Task to complete — Could you quote the data lines from the one containing "reply-tweet-text: Your dad" through the one containing "verified-badge-icon: [199, 245, 217, 263]", word for word?

Dataset entries —

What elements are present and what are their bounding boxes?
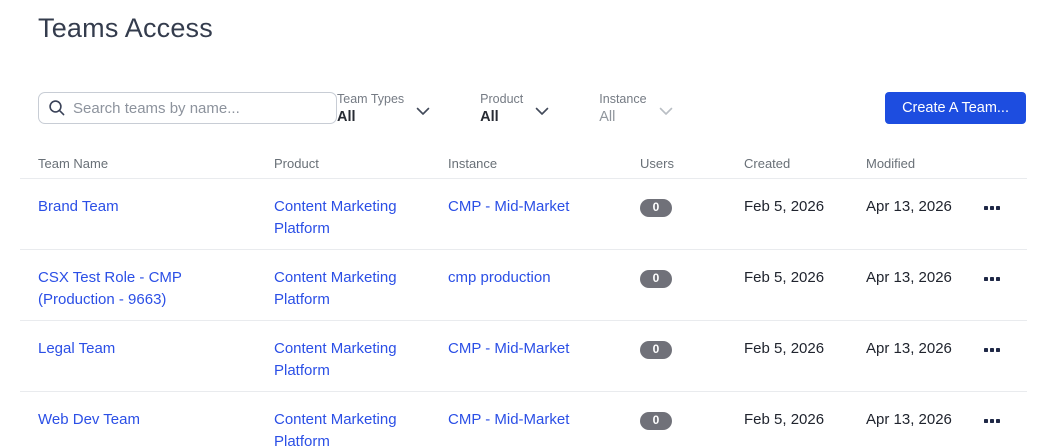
filter-label: Team Types (337, 92, 404, 107)
column-header-team-name: Team Name (38, 156, 274, 171)
filter-team-types[interactable]: Team Types All (337, 92, 430, 126)
product-link[interactable]: Content Marketing Platform (274, 411, 397, 447)
filter-instance-text: Instance All (599, 92, 646, 126)
instance-link[interactable]: CMP - Mid-Market (448, 198, 569, 215)
product-link[interactable]: Content Marketing Platform (274, 269, 397, 308)
row-actions-button[interactable] (982, 415, 1027, 427)
created-date: Feb 5, 2026 (744, 338, 866, 360)
chevron-down-icon (659, 107, 673, 116)
users-count-badge: 0 (640, 199, 672, 217)
modified-date: Apr 13, 2026 (866, 196, 982, 218)
created-date: Feb 5, 2026 (744, 267, 866, 289)
column-header-actions (982, 156, 1027, 171)
instance-link[interactable]: CMP - Mid-Market (448, 340, 569, 357)
create-team-button[interactable]: Create A Team... (885, 92, 1026, 124)
instance-link[interactable]: cmp production (448, 269, 551, 286)
table-header-row: Team Name Product Instance Users Created… (20, 148, 1027, 179)
table-row: Legal Team Content Marketing Platform CM… (20, 321, 1027, 392)
chevron-down-icon (416, 107, 430, 116)
filter-team-types-text: Team Types All (337, 92, 404, 126)
instance-link[interactable]: CMP - Mid-Market (448, 411, 569, 428)
created-date: Feb 5, 2026 (744, 409, 866, 431)
created-date: Feb 5, 2026 (744, 196, 866, 218)
filter-instance[interactable]: Instance All (599, 92, 672, 126)
toolbar: Team Types All Product All Insta (38, 92, 1026, 126)
team-name-link[interactable]: Legal Team (38, 340, 115, 357)
page-title: Teams Access (38, 12, 1039, 44)
search-input[interactable] (38, 92, 337, 124)
filter-product-text: Product All (480, 92, 523, 126)
search-box (38, 92, 337, 124)
filter-value: All (337, 108, 404, 126)
product-link[interactable]: Content Marketing Platform (274, 340, 397, 379)
modified-date: Apr 13, 2026 (866, 409, 982, 431)
ellipsis-icon (984, 348, 988, 352)
table-row: Web Dev Team Content Marketing Platform … (20, 392, 1027, 447)
table-row: CSX Test Role - CMP (Production - 9663) … (20, 250, 1027, 321)
modified-date: Apr 13, 2026 (866, 267, 982, 289)
ellipsis-icon (984, 419, 988, 423)
filter-label: Product (480, 92, 523, 107)
filter-value: All (599, 108, 646, 126)
users-count-badge: 0 (640, 341, 672, 359)
modified-date: Apr 13, 2026 (866, 338, 982, 360)
table-row: Brand Team Content Marketing Platform CM… (20, 179, 1027, 250)
teams-access-page: Teams Access Team Types All (0, 12, 1039, 447)
team-name-link[interactable]: CSX Test Role - CMP (Production - 9663) (38, 269, 182, 308)
chevron-down-icon (535, 107, 549, 116)
ellipsis-icon (984, 206, 988, 210)
product-link[interactable]: Content Marketing Platform (274, 198, 397, 237)
filter-label: Instance (599, 92, 646, 107)
column-header-modified: Modified (866, 156, 982, 171)
users-count-badge: 0 (640, 412, 672, 430)
users-count-badge: 0 (640, 270, 672, 288)
column-header-product: Product (274, 156, 448, 171)
column-header-users: Users (640, 156, 744, 171)
row-actions-button[interactable] (982, 273, 1027, 285)
column-header-instance: Instance (448, 156, 640, 171)
teams-table: Team Name Product Instance Users Created… (20, 148, 1027, 447)
row-actions-button[interactable] (982, 344, 1027, 356)
team-name-link[interactable]: Brand Team (38, 198, 119, 215)
filter-product[interactable]: Product All (480, 92, 549, 126)
ellipsis-icon (984, 277, 988, 281)
row-actions-button[interactable] (982, 202, 1027, 214)
team-name-link[interactable]: Web Dev Team (38, 411, 140, 428)
filter-value: All (480, 108, 523, 126)
column-header-created: Created (744, 156, 866, 171)
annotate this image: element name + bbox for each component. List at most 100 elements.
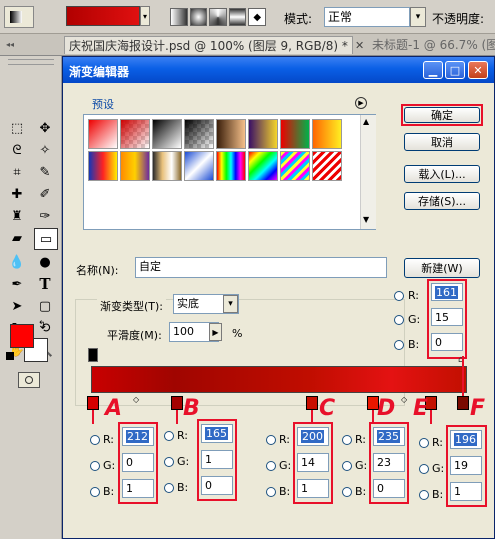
preset-swatch[interactable] (88, 119, 118, 149)
doc-tab-active[interactable]: 庆祝国庆海报设计.psd @ 100% (图层 9, RGB/8) * (64, 36, 353, 54)
preset-swatch[interactable] (248, 119, 278, 149)
stop-c-b-input[interactable]: 1 (297, 479, 329, 498)
ok-button[interactable]: 确定 (404, 107, 480, 123)
mode-select[interactable]: 正常 (324, 7, 410, 27)
preset-swatch[interactable] (248, 151, 278, 181)
preset-swatch[interactable] (184, 119, 214, 149)
new-button[interactable]: 新建(W) (404, 258, 480, 278)
stop-d-r-input[interactable]: 235 (373, 427, 405, 446)
preset-swatch[interactable] (88, 151, 118, 181)
stop-e-b-input[interactable]: 1 (450, 482, 482, 501)
move-tool-icon[interactable]: ✥ (34, 118, 56, 138)
gradient-swatch[interactable] (66, 6, 140, 26)
stop-d-b-radio[interactable] (342, 487, 352, 497)
stop-c-g-input[interactable]: 14 (297, 453, 329, 472)
presets-scrollbar[interactable]: ▲ ▼ (360, 115, 376, 229)
path-selection-tool-icon[interactable]: ➤ (6, 296, 28, 316)
healing-brush-tool-icon[interactable]: ✚ (6, 184, 28, 204)
color-stop-f[interactable] (457, 396, 469, 410)
tool-preset-picker[interactable] (4, 6, 34, 28)
preset-swatch[interactable] (120, 119, 150, 149)
name-input[interactable]: 自定 (135, 257, 387, 278)
panel-collapse-icon[interactable]: ◂◂ (6, 40, 14, 49)
swap-colors-icon[interactable]: ↰ (38, 320, 46, 330)
stop-e-g-radio[interactable] (419, 464, 429, 474)
stop-b-r-input[interactable]: 165 (201, 424, 233, 443)
eyedropper-tool-icon[interactable]: ✎ (34, 162, 56, 182)
preset-swatch[interactable] (216, 151, 246, 181)
preset-swatch[interactable] (152, 119, 182, 149)
doc-tab-inactive[interactable]: 未标题-1 @ 66.7% (图层 (368, 36, 495, 54)
midpoint-diamond-icon[interactable]: ◇ (401, 395, 407, 404)
gradient-bar[interactable] (91, 366, 467, 393)
stop-a-g-input[interactable]: 0 (122, 453, 154, 472)
stop-e-g-input[interactable]: 19 (450, 456, 482, 475)
stop-e-r-radio[interactable] (419, 438, 429, 448)
stop-c-b-radio[interactable] (266, 487, 276, 497)
stop-b-b-input[interactable]: 0 (201, 476, 233, 495)
top-g-radio[interactable] (394, 315, 404, 325)
scroll-down-icon[interactable]: ▼ (363, 215, 369, 224)
stop-d-g-input[interactable]: 23 (373, 453, 405, 472)
stop-c-g-radio[interactable] (266, 461, 276, 471)
minimize-icon[interactable]: ▁ (423, 61, 443, 79)
preset-swatch[interactable] (216, 119, 246, 149)
stop-c-r-radio[interactable] (266, 435, 276, 445)
preset-swatch[interactable] (184, 151, 214, 181)
preset-swatch[interactable] (280, 151, 310, 181)
clone-stamp-tool-icon[interactable]: ♜ (6, 206, 28, 226)
color-stop-c[interactable] (306, 396, 318, 410)
preset-swatch[interactable] (152, 151, 182, 181)
reflected-gradient-icon[interactable] (228, 8, 247, 26)
stop-b-b-radio[interactable] (164, 483, 174, 493)
top-g-input[interactable]: 15 (431, 308, 463, 326)
stop-c-r-input[interactable]: 200 (297, 427, 329, 446)
top-r-radio[interactable] (394, 291, 404, 301)
foreground-color-swatch[interactable] (10, 324, 34, 348)
history-brush-tool-icon[interactable]: ✑ (34, 206, 56, 226)
gradient-dropdown-arrow[interactable]: ▾ (140, 6, 150, 26)
stop-b-r-radio[interactable] (164, 431, 174, 441)
opacity-stop-left[interactable] (88, 348, 98, 362)
stop-e-r-input[interactable]: 196 (450, 430, 482, 449)
blur-tool-icon[interactable]: 💧 (6, 252, 28, 272)
cancel-button[interactable]: 取消 (404, 133, 480, 151)
stop-a-r-radio[interactable] (90, 435, 100, 445)
magic-wand-tool-icon[interactable]: ✧ (34, 140, 56, 160)
close-tab-icon[interactable]: ✕ (355, 39, 364, 52)
gradient-tool-icon[interactable]: ▭ (34, 228, 58, 250)
preset-swatch[interactable] (280, 119, 310, 149)
mode-dropdown-arrow[interactable]: ▾ (410, 7, 426, 27)
scroll-up-icon[interactable]: ▲ (363, 117, 369, 126)
top-b-radio[interactable] (394, 340, 404, 350)
color-stop-b[interactable] (171, 396, 183, 410)
preset-swatch[interactable] (120, 151, 150, 181)
dodge-tool-icon[interactable]: ● (34, 252, 56, 272)
stop-d-r-radio[interactable] (342, 435, 352, 445)
linear-gradient-icon[interactable] (170, 8, 188, 26)
stop-a-b-radio[interactable] (90, 487, 100, 497)
maximize-icon[interactable]: □ (445, 61, 465, 79)
quick-mask-icon[interactable] (18, 372, 40, 388)
gradient-type-dropdown-arrow[interactable]: ▾ (223, 295, 238, 313)
diamond-gradient-icon[interactable]: ◆ (248, 8, 266, 26)
preset-swatch[interactable] (312, 151, 342, 181)
default-colors-icon[interactable] (6, 352, 14, 360)
save-button[interactable]: 存储(S)... (404, 192, 480, 210)
smoothness-arrow-icon[interactable]: ▶ (209, 323, 222, 341)
stop-d-g-radio[interactable] (342, 461, 352, 471)
stop-a-b-input[interactable]: 1 (122, 479, 154, 498)
radial-gradient-icon[interactable] (189, 8, 208, 26)
pen-tool-icon[interactable]: ✒ (6, 274, 28, 294)
stop-d-b-input[interactable]: 0 (373, 479, 405, 498)
brush-tool-icon[interactable]: ✐ (34, 184, 56, 204)
stop-e-b-radio[interactable] (419, 490, 429, 500)
stop-b-g-radio[interactable] (164, 457, 174, 467)
stop-a-r-input[interactable]: 212 (122, 427, 154, 446)
color-stop-a[interactable] (87, 396, 99, 410)
marquee-tool-icon[interactable]: ⬚ (6, 118, 28, 138)
presets-menu-icon[interactable]: ▶ (355, 97, 367, 109)
lasso-tool-icon[interactable]: ᘓ (6, 140, 28, 160)
stop-a-g-radio[interactable] (90, 461, 100, 471)
shape-tool-icon[interactable]: ▢ (34, 296, 56, 316)
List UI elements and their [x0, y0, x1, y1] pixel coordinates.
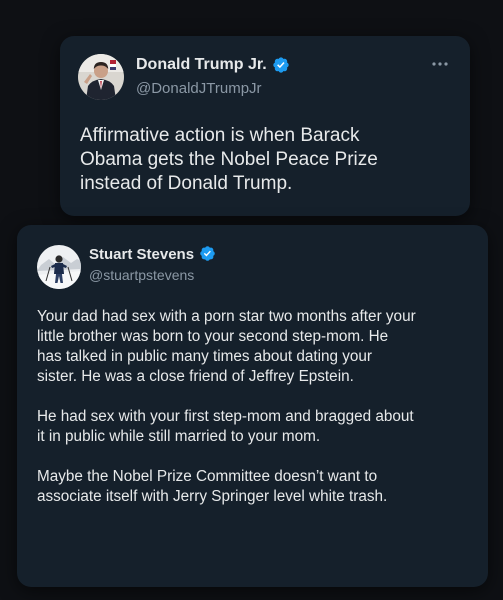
reply-tweet-text: Your dad had sex with a porn star two mo…: [37, 307, 477, 527]
original-tweet-name-row: Donald Trump Jr.: [136, 56, 290, 74]
handle[interactable]: @stuartpstevens: [89, 267, 194, 283]
tweet-text: Affirmative action is when Barack Obama …: [80, 125, 378, 194]
original-tweet-card[interactable]: Donald Trump Jr. @DonaldJTrumpJr Affirma…: [60, 36, 470, 216]
more-options-icon: [432, 62, 448, 66]
avatar[interactable]: [78, 54, 124, 100]
display-name[interactable]: Stuart Stevens: [89, 246, 194, 263]
display-name[interactable]: Donald Trump Jr.: [136, 56, 267, 74]
tweet-paragraph: Maybe the Nobel Prize Committee doesn’t …: [37, 468, 388, 505]
avatar[interactable]: [37, 245, 81, 289]
reply-tweet-name-row: Stuart Stevens: [89, 245, 217, 263]
reply-tweet-card[interactable]: Stuart Stevens @stuartpstevens Your dad …: [17, 225, 488, 587]
more-options-button[interactable]: [428, 56, 452, 72]
verified-badge-icon: [199, 245, 217, 263]
page-background: Donald Trump Jr. @DonaldJTrumpJr Affirma…: [0, 0, 503, 600]
verified-badge-icon: [272, 56, 290, 74]
tweet-paragraph: He had sex with your first step-mom and …: [37, 408, 414, 445]
tweet-paragraph: Your dad had sex with a porn star two mo…: [37, 308, 416, 385]
handle[interactable]: @DonaldJTrumpJr: [136, 80, 262, 97]
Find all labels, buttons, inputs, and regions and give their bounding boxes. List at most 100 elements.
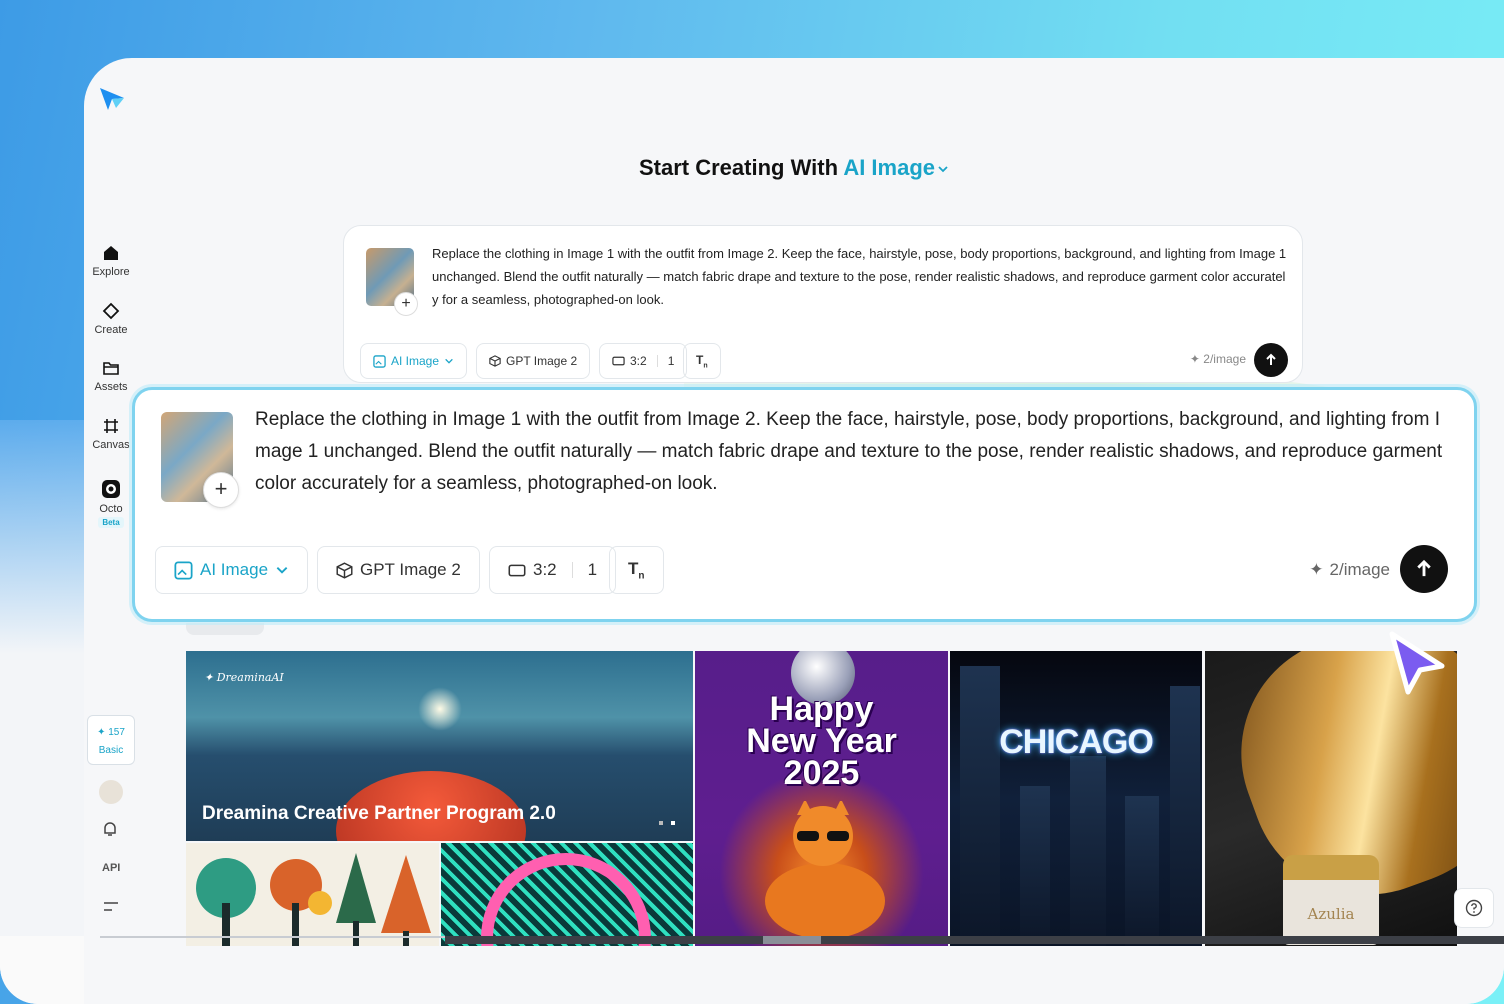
beta-badge: Beta bbox=[98, 517, 124, 528]
gallery-item-new-year[interactable]: Happy New Year 2025 bbox=[695, 651, 948, 946]
star-glow bbox=[418, 687, 462, 731]
pointer-cursor-icon bbox=[1389, 631, 1445, 695]
prompt-text[interactable]: Replace the clothing in Image 1 with the… bbox=[255, 404, 1450, 500]
folder-icon bbox=[103, 362, 119, 375]
scrollbar-thumb[interactable] bbox=[763, 936, 821, 944]
cube-icon bbox=[489, 355, 501, 367]
sparkle-icon: ✦ bbox=[97, 727, 106, 738]
building bbox=[1125, 796, 1159, 946]
chevron-down-icon bbox=[276, 567, 288, 574]
count-label: 1 bbox=[667, 354, 675, 368]
prompt-card-preview: + Replace the clothing in Image 1 with t… bbox=[343, 225, 1303, 383]
add-image-button[interactable]: + bbox=[203, 472, 239, 508]
cost-label: 2/image bbox=[1203, 352, 1246, 366]
text-format-icon: Tn bbox=[696, 352, 708, 370]
building bbox=[1070, 756, 1106, 946]
add-image-button[interactable]: + bbox=[394, 292, 418, 316]
sidebar-item-label: Canvas bbox=[92, 439, 130, 451]
text-style-button[interactable]: Tn bbox=[609, 546, 664, 594]
send-button[interactable] bbox=[1254, 343, 1288, 377]
tab-indicator bbox=[186, 623, 264, 635]
building bbox=[960, 666, 1000, 946]
sparkle-icon: ✦ bbox=[1309, 560, 1324, 579]
octo-icon bbox=[102, 480, 120, 498]
carousel-dots[interactable] bbox=[659, 821, 677, 825]
help-button[interactable] bbox=[1454, 888, 1494, 928]
cat-illustration bbox=[765, 801, 885, 939]
model-label: GPT Image 2 bbox=[506, 354, 578, 368]
horizontal-scrollbar[interactable] bbox=[0, 936, 1504, 944]
sidebar-item-explore[interactable]: Explore bbox=[84, 244, 138, 278]
sidebar-item-assets[interactable]: Assets bbox=[84, 359, 138, 393]
plan-label: Basic bbox=[98, 745, 124, 756]
cream-jar: Azulia bbox=[1283, 855, 1379, 945]
model-label: GPT Image 2 bbox=[360, 560, 461, 579]
gallery-item-trees[interactable] bbox=[186, 843, 439, 946]
background-fade bbox=[0, 420, 90, 1004]
mode-label: AI Image bbox=[391, 354, 440, 368]
sidebar-item-label: Create bbox=[94, 324, 128, 336]
menu-icon[interactable] bbox=[103, 900, 119, 914]
cube-icon bbox=[336, 561, 353, 579]
gallery-item-chicago[interactable]: CHICAGO bbox=[950, 651, 1202, 946]
neon-ring bbox=[481, 853, 651, 946]
divider bbox=[571, 562, 573, 578]
ratio-selector[interactable]: 3:2 1 bbox=[489, 546, 617, 594]
arrow-up-icon bbox=[1266, 353, 1276, 365]
chevron-down-icon bbox=[445, 358, 453, 364]
banner-brand: ✦ DreaminaAI bbox=[204, 671, 284, 684]
mode-switch[interactable]: AI Image bbox=[843, 155, 935, 180]
chevron-down-icon[interactable] bbox=[937, 163, 949, 175]
chicago-title: CHICAGO bbox=[999, 723, 1154, 761]
banner-creative-partner[interactable]: ✦ DreaminaAI Dreamina Creative Partner P… bbox=[186, 651, 693, 841]
gallery-item-spiral[interactable] bbox=[441, 843, 693, 946]
count-label: 1 bbox=[587, 560, 598, 579]
sidebar-item-octo[interactable]: Octo Beta bbox=[84, 479, 138, 528]
send-button[interactable] bbox=[1400, 545, 1448, 593]
prompt-card: + Replace the clothing in Image 1 with t… bbox=[132, 387, 1477, 622]
building bbox=[1020, 786, 1050, 946]
sidebar-item-label: Octo bbox=[99, 503, 123, 515]
party-title: Happy New Year 2025 bbox=[746, 690, 897, 792]
model-selector[interactable]: GPT Image 2 bbox=[317, 546, 480, 594]
ratio-label: 3:2 bbox=[533, 560, 557, 579]
api-link[interactable]: API bbox=[102, 862, 120, 874]
frame-icon bbox=[104, 419, 118, 433]
aspect-ratio-icon bbox=[508, 564, 526, 576]
sidebar-item-create[interactable]: Create bbox=[84, 302, 138, 336]
cost-indicator: ✦ 2/image bbox=[1189, 352, 1246, 366]
sidebar-item-canvas[interactable]: Canvas bbox=[84, 417, 138, 451]
mode-dropdown[interactable]: AI Image bbox=[155, 546, 309, 594]
product-label: Azulia bbox=[1307, 905, 1355, 923]
mode-label: AI Image bbox=[200, 560, 269, 579]
scrollbar-track[interactable] bbox=[445, 936, 1504, 944]
question-icon bbox=[1465, 899, 1483, 917]
text-style-button[interactable]: Tn bbox=[683, 343, 721, 379]
page-title: Start Creating With AI Image bbox=[84, 155, 1504, 181]
sidebar-item-label: Explore bbox=[92, 266, 130, 278]
credits-count: 157 bbox=[108, 727, 125, 738]
image-plus-icon bbox=[174, 560, 193, 580]
window-frame: Explore Create Assets Canvas Octo Beta ✦… bbox=[0, 0, 1504, 1004]
avatar[interactable] bbox=[99, 780, 123, 804]
dreamina-logo-icon[interactable] bbox=[98, 82, 128, 112]
trees-illustration bbox=[196, 853, 431, 946]
credits-badge[interactable]: ✦ 157 Basic bbox=[87, 715, 135, 765]
image-plus-icon bbox=[373, 354, 386, 368]
home-icon bbox=[104, 246, 118, 260]
bell-icon[interactable] bbox=[101, 820, 119, 838]
model-selector[interactable]: GPT Image 2 bbox=[476, 343, 591, 379]
mode-dropdown[interactable]: AI Image bbox=[360, 343, 468, 379]
prompt-text[interactable]: Replace the clothing in Image 1 with the… bbox=[432, 242, 1288, 311]
diamond-icon bbox=[102, 302, 120, 320]
banner-caption: Dreamina Creative Partner Program 2.0 bbox=[202, 803, 556, 824]
text-format-icon: Tn bbox=[628, 558, 645, 582]
arrow-up-icon bbox=[1417, 559, 1431, 577]
ratio-selector[interactable]: 3:2 1 bbox=[599, 343, 688, 379]
sidebar-item-label: Assets bbox=[94, 381, 128, 393]
cost-indicator: ✦ 2/image bbox=[1309, 560, 1390, 580]
page-title-prefix: Start Creating With bbox=[638, 155, 839, 180]
cost-label: 2/image bbox=[1329, 560, 1390, 579]
scrollbar-left bbox=[100, 936, 445, 938]
divider bbox=[656, 355, 658, 367]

The solution —
reply-tweet-text: Your dad had sex with a porn star two mo…: [37, 307, 477, 527]
original-tweet-name-row: Donald Trump Jr.: [136, 56, 290, 74]
handle[interactable]: @stuartpstevens: [89, 267, 194, 283]
tweet-text: Affirmative action is when Barack Obama …: [80, 125, 378, 194]
original-tweet-card[interactable]: Donald Trump Jr. @DonaldJTrumpJr Affirma…: [60, 36, 470, 216]
more-options-icon: [432, 62, 448, 66]
avatar[interactable]: [78, 54, 124, 100]
display-name[interactable]: Stuart Stevens: [89, 246, 194, 263]
display-name[interactable]: Donald Trump Jr.: [136, 56, 267, 74]
tweet-paragraph: Maybe the Nobel Prize Committee doesn’t …: [37, 468, 388, 505]
avatar[interactable]: [37, 245, 81, 289]
reply-tweet-name-row: Stuart Stevens: [89, 245, 217, 263]
reply-tweet-card[interactable]: Stuart Stevens @stuartpstevens Your dad …: [17, 225, 488, 587]
more-options-button[interactable]: [428, 56, 452, 72]
verified-badge-icon: [199, 245, 217, 263]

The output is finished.